━━━━━ Records for this task ━━━━━

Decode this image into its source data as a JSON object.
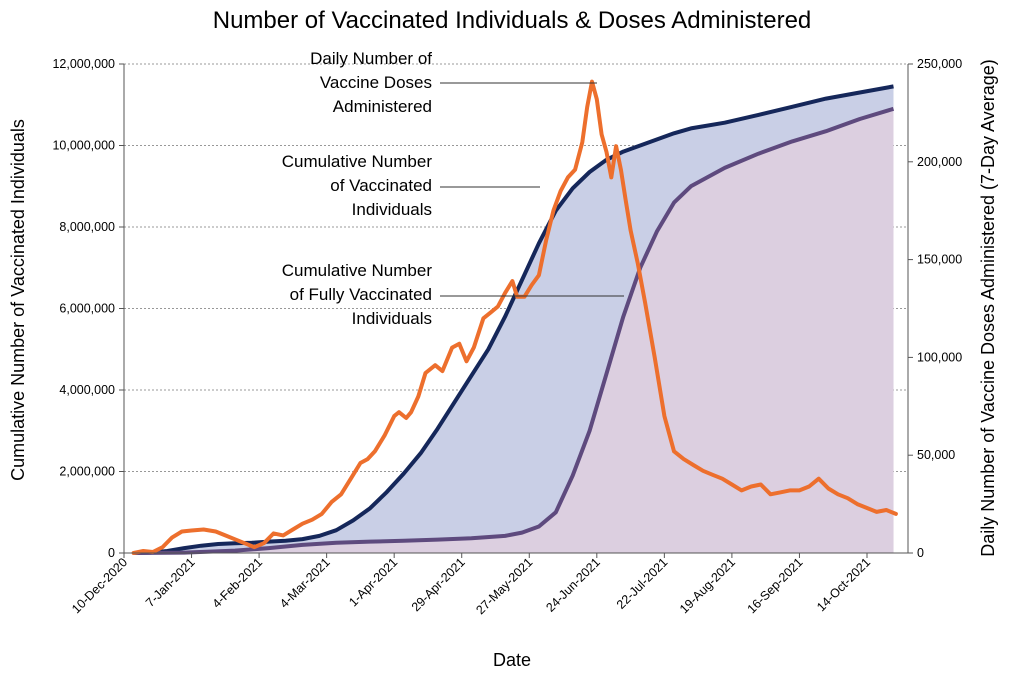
{
  "chart_data": {
    "type": "area",
    "title": "Number of Vaccinated Individuals & Doses Administered",
    "xlabel": "Date",
    "ylabel_left": "Cumulative Number of Vaccinated Individuals",
    "ylabel_right": "Daily Number of Vaccine Doses Administered (7-Day Average)",
    "ylim_left": [
      0,
      12000000
    ],
    "ylim_right": [
      0,
      250000
    ],
    "xlim": [
      "2020-12-10",
      "2021-10-31"
    ],
    "grid": "horizontal dashed",
    "x_tick_dates": [
      "2020-12-10",
      "2021-01-07",
      "2021-02-04",
      "2021-03-04",
      "2021-04-01",
      "2021-04-29",
      "2021-05-27",
      "2021-06-24",
      "2021-07-22",
      "2021-08-19",
      "2021-09-16",
      "2021-10-14"
    ],
    "x_tick_labels": [
      "10-Dec-2020",
      "7-Jan-2021",
      "4-Feb-2021",
      "4-Mar-2021",
      "1-Apr-2021",
      "29-Apr-2021",
      "27-May-2021",
      "24-Jun-2021",
      "22-Jul-2021",
      "19-Aug-2021",
      "16-Sep-2021",
      "14-Oct-2021"
    ],
    "y_left_ticks": [
      "0",
      "2,000,000",
      "4,000,000",
      "6,000,000",
      "8,000,000",
      "10,000,000",
      "12,000,000"
    ],
    "y_right_ticks": [
      "0",
      "50,000",
      "100,000",
      "150,000",
      "200,000",
      "250,000"
    ],
    "y_left_tick_values": [
      0,
      2000000,
      4000000,
      6000000,
      8000000,
      10000000,
      12000000
    ],
    "y_right_tick_values": [
      0,
      50000,
      100000,
      150000,
      200000,
      250000
    ],
    "colors": {
      "vaccinated_line": "#15275a",
      "vaccinated_fill": "#c9cfe6",
      "fully_line": "#5e4a7e",
      "fully_fill": "#dccfe0",
      "doses_line": "#ed6f2d"
    },
    "series": [
      {
        "name": "Cumulative Number of Vaccinated Individuals",
        "axis": "left",
        "x": [
          "2020-12-14",
          "2020-12-21",
          "2020-12-28",
          "2021-01-04",
          "2021-01-11",
          "2021-01-18",
          "2021-01-25",
          "2021-02-01",
          "2021-02-08",
          "2021-02-15",
          "2021-02-22",
          "2021-03-01",
          "2021-03-08",
          "2021-03-15",
          "2021-03-22",
          "2021-03-29",
          "2021-04-05",
          "2021-04-12",
          "2021-04-19",
          "2021-04-26",
          "2021-05-03",
          "2021-05-10",
          "2021-05-17",
          "2021-05-24",
          "2021-05-31",
          "2021-06-07",
          "2021-06-14",
          "2021-06-21",
          "2021-06-28",
          "2021-07-05",
          "2021-07-12",
          "2021-07-19",
          "2021-07-26",
          "2021-08-02",
          "2021-08-16",
          "2021-08-30",
          "2021-09-13",
          "2021-09-27",
          "2021-10-11",
          "2021-10-25"
        ],
        "values": [
          0,
          10000,
          50000,
          120000,
          180000,
          220000,
          240000,
          250000,
          280000,
          300000,
          340000,
          420000,
          560000,
          800000,
          1100000,
          1500000,
          1950000,
          2450000,
          3050000,
          3700000,
          4350000,
          5000000,
          5800000,
          6700000,
          7600000,
          8400000,
          8950000,
          9350000,
          9650000,
          9850000,
          10000000,
          10150000,
          10300000,
          10420000,
          10560000,
          10750000,
          10950000,
          11150000,
          11300000,
          11450000
        ]
      },
      {
        "name": "Cumulative Number of Fully Vaccinated Individuals",
        "axis": "left",
        "x": [
          "2020-12-14",
          "2021-01-04",
          "2021-01-25",
          "2021-02-08",
          "2021-02-22",
          "2021-03-08",
          "2021-03-22",
          "2021-04-05",
          "2021-04-19",
          "2021-05-03",
          "2021-05-17",
          "2021-05-24",
          "2021-05-31",
          "2021-06-07",
          "2021-06-14",
          "2021-06-21",
          "2021-06-28",
          "2021-07-05",
          "2021-07-12",
          "2021-07-19",
          "2021-07-26",
          "2021-08-02",
          "2021-08-16",
          "2021-08-30",
          "2021-09-13",
          "2021-09-27",
          "2021-10-11",
          "2021-10-25"
        ],
        "values": [
          0,
          10000,
          60000,
          120000,
          200000,
          250000,
          280000,
          300000,
          330000,
          360000,
          420000,
          500000,
          650000,
          1000000,
          1900000,
          3000000,
          4400000,
          5800000,
          7000000,
          7900000,
          8600000,
          9000000,
          9450000,
          9800000,
          10100000,
          10350000,
          10650000,
          10900000
        ]
      },
      {
        "name": "Daily Number of Vaccine Doses Administered",
        "axis": "right",
        "x": [
          "2020-12-14",
          "2020-12-18",
          "2020-12-22",
          "2020-12-26",
          "2020-12-30",
          "2021-01-03",
          "2021-01-07",
          "2021-01-12",
          "2021-01-17",
          "2021-01-21",
          "2021-01-25",
          "2021-01-29",
          "2021-02-02",
          "2021-02-06",
          "2021-02-10",
          "2021-02-14",
          "2021-02-18",
          "2021-02-22",
          "2021-02-26",
          "2021-03-02",
          "2021-03-06",
          "2021-03-10",
          "2021-03-14",
          "2021-03-18",
          "2021-03-21",
          "2021-03-24",
          "2021-03-28",
          "2021-04-01",
          "2021-04-03",
          "2021-04-06",
          "2021-04-08",
          "2021-04-11",
          "2021-04-14",
          "2021-04-18",
          "2021-04-21",
          "2021-04-25",
          "2021-04-28",
          "2021-05-01",
          "2021-05-04",
          "2021-05-08",
          "2021-05-11",
          "2021-05-14",
          "2021-05-17",
          "2021-05-20",
          "2021-05-22",
          "2021-05-25",
          "2021-05-28",
          "2021-05-31",
          "2021-06-03",
          "2021-06-06",
          "2021-06-09",
          "2021-06-12",
          "2021-06-15",
          "2021-06-18",
          "2021-06-20",
          "2021-06-22",
          "2021-06-24",
          "2021-06-26",
          "2021-06-28",
          "2021-06-30",
          "2021-07-02",
          "2021-07-04",
          "2021-07-06",
          "2021-07-08",
          "2021-07-11",
          "2021-07-14",
          "2021-07-18",
          "2021-07-22",
          "2021-07-26",
          "2021-07-30",
          "2021-08-03",
          "2021-08-07",
          "2021-08-11",
          "2021-08-15",
          "2021-08-19",
          "2021-08-23",
          "2021-08-27",
          "2021-08-31",
          "2021-09-04",
          "2021-09-08",
          "2021-09-12",
          "2021-09-16",
          "2021-09-20",
          "2021-09-24",
          "2021-09-28",
          "2021-10-02",
          "2021-10-06",
          "2021-10-10",
          "2021-10-14",
          "2021-10-18",
          "2021-10-22",
          "2021-10-26"
        ],
        "values": [
          0,
          1000,
          500,
          3000,
          8000,
          11000,
          11500,
          12000,
          11000,
          9000,
          7000,
          5000,
          3000,
          5000,
          10000,
          9000,
          12000,
          15000,
          17000,
          20000,
          26000,
          30000,
          38000,
          46000,
          48000,
          52000,
          60000,
          70000,
          72000,
          69000,
          72000,
          80000,
          92000,
          96000,
          93000,
          105000,
          107000,
          98000,
          105000,
          120000,
          123000,
          126000,
          133000,
          139000,
          131000,
          131000,
          137000,
          142000,
          160000,
          175000,
          185000,
          192000,
          196000,
          210000,
          228000,
          241000,
          232000,
          214000,
          205000,
          192000,
          208000,
          196000,
          180000,
          165000,
          148000,
          128000,
          100000,
          70000,
          52000,
          48000,
          45000,
          42000,
          40000,
          38000,
          35000,
          32000,
          34000,
          35000,
          30000,
          31000,
          32000,
          32000,
          34000,
          38000,
          33000,
          30000,
          28000,
          25000,
          23000,
          21000,
          22000,
          20000
        ]
      }
    ],
    "annotations": [
      {
        "text_lines": [
          "Daily Number of",
          "Vaccine Doses",
          "Administered"
        ],
        "series": "Daily Number of Vaccine Doses Administered"
      },
      {
        "text_lines": [
          "Cumulative Number",
          "of Vaccinated",
          "Individuals"
        ],
        "series": "Cumulative Number of Vaccinated Individuals"
      },
      {
        "text_lines": [
          "Cumulative Number",
          "of Fully Vaccinated",
          "Individuals"
        ],
        "series": "Cumulative Number of Fully Vaccinated Individuals"
      }
    ]
  }
}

━━━━━

* **Task to carry out**
Pull out each line of the listing that holds the string "series".

* **The solution**
    "series": [
        "series": "Daily Number of Vaccine Doses Administered"
        "series": "Cumulative Number of Vaccinated Individuals"
        "series": "Cumulative Number of Fully Vaccinated Individuals"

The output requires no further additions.